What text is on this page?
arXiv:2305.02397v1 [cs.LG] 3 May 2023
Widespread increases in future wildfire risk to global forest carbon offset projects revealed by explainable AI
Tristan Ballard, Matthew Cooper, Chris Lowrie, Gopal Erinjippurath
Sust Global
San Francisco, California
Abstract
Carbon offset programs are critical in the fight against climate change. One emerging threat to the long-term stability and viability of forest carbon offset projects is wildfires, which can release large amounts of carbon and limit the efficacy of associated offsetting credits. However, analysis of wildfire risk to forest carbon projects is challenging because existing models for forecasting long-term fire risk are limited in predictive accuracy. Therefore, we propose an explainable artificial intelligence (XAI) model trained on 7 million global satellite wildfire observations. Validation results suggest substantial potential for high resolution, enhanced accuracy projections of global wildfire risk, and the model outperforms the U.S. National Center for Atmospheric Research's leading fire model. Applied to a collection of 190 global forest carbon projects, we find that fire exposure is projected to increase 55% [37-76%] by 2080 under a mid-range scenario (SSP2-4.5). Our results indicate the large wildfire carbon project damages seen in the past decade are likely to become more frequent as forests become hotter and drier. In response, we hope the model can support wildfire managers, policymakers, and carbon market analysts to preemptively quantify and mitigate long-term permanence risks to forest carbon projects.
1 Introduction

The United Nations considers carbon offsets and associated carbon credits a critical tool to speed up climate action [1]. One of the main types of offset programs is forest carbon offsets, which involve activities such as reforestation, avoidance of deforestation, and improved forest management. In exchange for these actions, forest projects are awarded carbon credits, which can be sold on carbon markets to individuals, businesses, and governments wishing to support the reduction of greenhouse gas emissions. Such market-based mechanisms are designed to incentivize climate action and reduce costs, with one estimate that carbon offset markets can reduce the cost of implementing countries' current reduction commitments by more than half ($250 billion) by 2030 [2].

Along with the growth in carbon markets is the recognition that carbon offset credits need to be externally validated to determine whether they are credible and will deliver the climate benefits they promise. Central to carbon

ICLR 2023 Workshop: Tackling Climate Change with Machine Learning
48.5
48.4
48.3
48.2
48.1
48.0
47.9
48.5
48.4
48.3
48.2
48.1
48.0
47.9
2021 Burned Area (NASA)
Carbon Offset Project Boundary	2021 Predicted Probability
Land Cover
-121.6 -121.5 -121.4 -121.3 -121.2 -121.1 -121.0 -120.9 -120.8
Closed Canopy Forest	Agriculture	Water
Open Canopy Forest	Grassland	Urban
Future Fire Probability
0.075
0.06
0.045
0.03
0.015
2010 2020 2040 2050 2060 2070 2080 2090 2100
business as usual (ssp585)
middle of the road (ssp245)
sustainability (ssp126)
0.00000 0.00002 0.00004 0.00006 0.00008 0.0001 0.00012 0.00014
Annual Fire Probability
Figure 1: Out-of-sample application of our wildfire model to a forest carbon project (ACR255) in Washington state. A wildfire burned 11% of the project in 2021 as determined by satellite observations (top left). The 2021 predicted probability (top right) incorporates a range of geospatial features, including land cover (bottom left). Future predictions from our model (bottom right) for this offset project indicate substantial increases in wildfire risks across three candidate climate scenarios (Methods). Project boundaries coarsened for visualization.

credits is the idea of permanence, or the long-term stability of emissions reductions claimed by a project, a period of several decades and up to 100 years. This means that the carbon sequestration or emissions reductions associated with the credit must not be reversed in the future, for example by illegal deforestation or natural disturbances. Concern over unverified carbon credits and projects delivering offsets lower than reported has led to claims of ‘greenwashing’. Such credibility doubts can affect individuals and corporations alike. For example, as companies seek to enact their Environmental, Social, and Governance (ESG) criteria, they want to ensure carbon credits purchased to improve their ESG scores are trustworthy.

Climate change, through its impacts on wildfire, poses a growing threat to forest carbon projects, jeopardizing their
==========
# [PROBLEM TO WORK ON]
Write out the entire listing exactly.

# [ANSWER]
What text is on this page?
arXiv:2305.02397v1 [cs.LG] 3 May 2023
Widespread increases in future wildfire risk to global forest carbon offset projects revealed by explainable AI
Tristan Ballard, Matthew Cooper, Chris Lowrie, Gopal Erinjippurath
Sust Global
San Francisco, California
Abstract
Carbon offset programs are critical in the fight against climate change. One emerging threat to the long-term stability and viability of forest carbon offset projects is wildfires, which can release large amounts of carbon and limit the efficacy of associated offsetting credits. However, analysis of wildfire risk to forest carbon projects is challenging because existing models for forecasting long-term fire risk are limited in predictive accuracy. Therefore, we propose an explainable artificial intelligence (XAI) model trained on 7 million global satellite wildfire observations. Validation results suggest substantial potential for high resolution, enhanced accuracy projections of global wildfire risk, and the model outperforms the U.S. National Center for Atmospheric Research's leading fire model. Applied to a collection of 190 global forest carbon projects, we find that fire exposure is projected to increase 55% [37-76%] by 2080 under a mid-range scenario (SSP2-4.5). Our results indicate the large wildfire carbon project damages seen in the past decade are likely to become more frequent as forests become hotter and drier. In response, we hope the model can support wildfire managers, policymakers, and carbon market analysts to preemptively quantify and mitigate long-term permanence risks to forest carbon projects.
1 Introduction

The United Nations considers carbon offsets and associated carbon credits a critical tool to speed up climate action [1]. One of the main types of offset programs is forest carbon offsets, which involve activities such as reforestation, avoidance of deforestation, and improved forest management. In exchange for these actions, forest projects are awarded carbon credits, which can be sold on carbon markets to individuals, businesses, and governments wishing to support the reduction of greenhouse gas emissions. Such market-based mechanisms are designed to incentivize climate action and reduce costs, with one estimate that carbon offset markets can reduce the cost of implementing countries' current reduction commitments by more than half ($250 billion) by 2030 [2].

Along with the growth in carbon markets is the recognition that carbon offset credits need to be externally validated to determine whether they are credible and will deliver the climate benefits they promise. Central to carbon

ICLR 2023 Workshop: Tackling Climate Change with Machine Learning
48.5
48.4
48.3
48.2
48.1
48.0
47.9
48.5
48.4
48.3
48.2
48.1
48.0
47.9
2021 Burned Area (NASA)
Carbon Offset Project Boundary	2021 Predicted Probability
Land Cover
-121.6 -121.5 -121.4 -121.3 -121.2 -121.1 -121.0 -120.9 -120.8
Closed Canopy Forest	Agriculture	Water
Open Canopy Forest	Grassland	Urban
Future Fire Probability
0.075
0.06
0.045
0.03
0.015
2010 2020 2040 2050 2060 2070 2080 2090 2100
business as usual (ssp585)
middle of the road (ssp245)
sustainability (ssp126)
0.00000 0.00002 0.00004 0.00006 0.00008 0.0001 0.00012 0.00014
Annual Fire Probability
Figure 1: Out-of-sample application of our wildfire model to a forest carbon project (ACR255) in Washington state. A wildfire burned 11% of the project in 2021 as determined by satellite observations (top left). The 2021 predicted probability (top right) incorporates a range of geospatial features, including land cover (bottom left). Future predictions from our model (bottom right) for this offset project indicate substantial increases in wildfire risks across three candidate climate scenarios (Methods). Project boundaries coarsened for visualization.

credits is the idea of permanence, or the long-term stability of emissions reductions claimed by a project, a period of several decades and up to 100 years. This means that the carbon sequestration or emissions reductions associated with the credit must not be reversed in the future, for example by illegal deforestation or natural disturbances. Concern over unverified carbon credits and projects delivering offsets lower than reported has led to claims of ‘greenwashing’. Such credibility doubts can affect individuals and corporations alike. For example, as companies seek to enact their Environmental, Social, and Governance (ESG) criteria, they want to ensure carbon credits purchased to improve their ESG scores are trustworthy.

Climate change, through its impacts on wildfire, poses a growing threat to forest carbon projects, jeopardizing their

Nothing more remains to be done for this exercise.